WHAT YOU ARE ASKED TO DO:
Would it be possible to write out each entry below exactly, without the pictures?

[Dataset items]
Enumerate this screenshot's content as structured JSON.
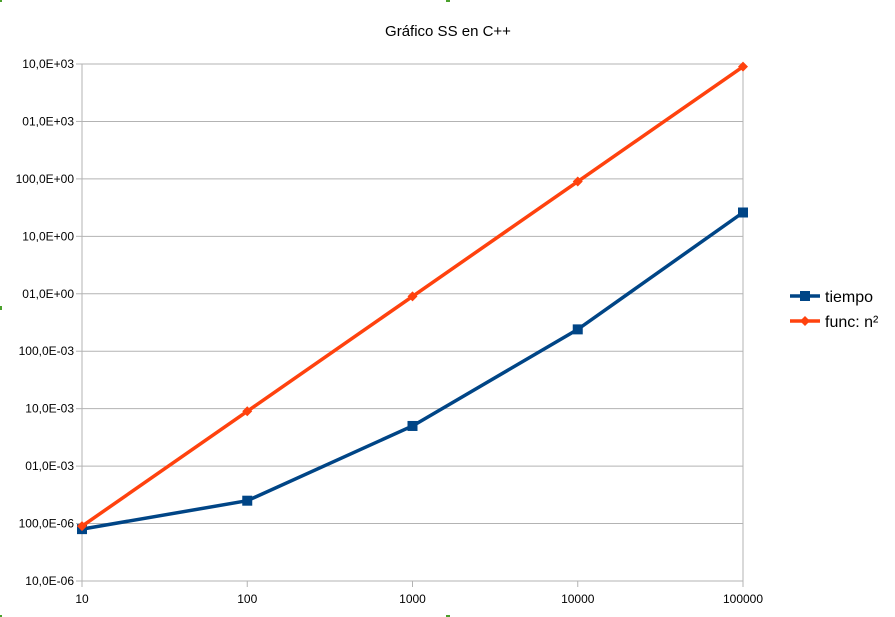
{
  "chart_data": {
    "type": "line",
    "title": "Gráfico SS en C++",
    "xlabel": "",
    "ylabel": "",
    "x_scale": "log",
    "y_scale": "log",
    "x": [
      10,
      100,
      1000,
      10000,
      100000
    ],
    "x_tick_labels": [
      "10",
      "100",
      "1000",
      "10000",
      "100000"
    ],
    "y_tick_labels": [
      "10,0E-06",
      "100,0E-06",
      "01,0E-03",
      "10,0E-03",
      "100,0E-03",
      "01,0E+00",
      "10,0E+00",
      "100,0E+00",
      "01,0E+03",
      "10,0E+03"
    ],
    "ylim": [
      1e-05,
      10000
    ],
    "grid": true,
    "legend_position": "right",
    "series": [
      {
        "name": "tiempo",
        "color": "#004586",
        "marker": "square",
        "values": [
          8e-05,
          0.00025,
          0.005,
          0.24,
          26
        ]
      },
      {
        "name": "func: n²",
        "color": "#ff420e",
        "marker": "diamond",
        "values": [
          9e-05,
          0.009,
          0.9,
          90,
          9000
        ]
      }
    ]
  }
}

TASK SOLUTION:
Enumerate this screenshot's content as structured JSON.
{
  "chart_data": {
    "type": "line",
    "title": "Gráfico SS en C++",
    "xlabel": "",
    "ylabel": "",
    "x_scale": "log",
    "y_scale": "log",
    "x": [
      10,
      100,
      1000,
      10000,
      100000
    ],
    "x_tick_labels": [
      "10",
      "100",
      "1000",
      "10000",
      "100000"
    ],
    "y_tick_labels": [
      "10,0E-06",
      "100,0E-06",
      "01,0E-03",
      "10,0E-03",
      "100,0E-03",
      "01,0E+00",
      "10,0E+00",
      "100,0E+00",
      "01,0E+03",
      "10,0E+03"
    ],
    "ylim": [
      1e-05,
      10000
    ],
    "grid": true,
    "legend_position": "right",
    "series": [
      {
        "name": "tiempo",
        "color": "#004586",
        "marker": "square",
        "values": [
          8e-05,
          0.00025,
          0.005,
          0.24,
          26
        ]
      },
      {
        "name": "func: n²",
        "color": "#ff420e",
        "marker": "diamond",
        "values": [
          9e-05,
          0.009,
          0.9,
          90,
          9000
        ]
      }
    ]
  }
}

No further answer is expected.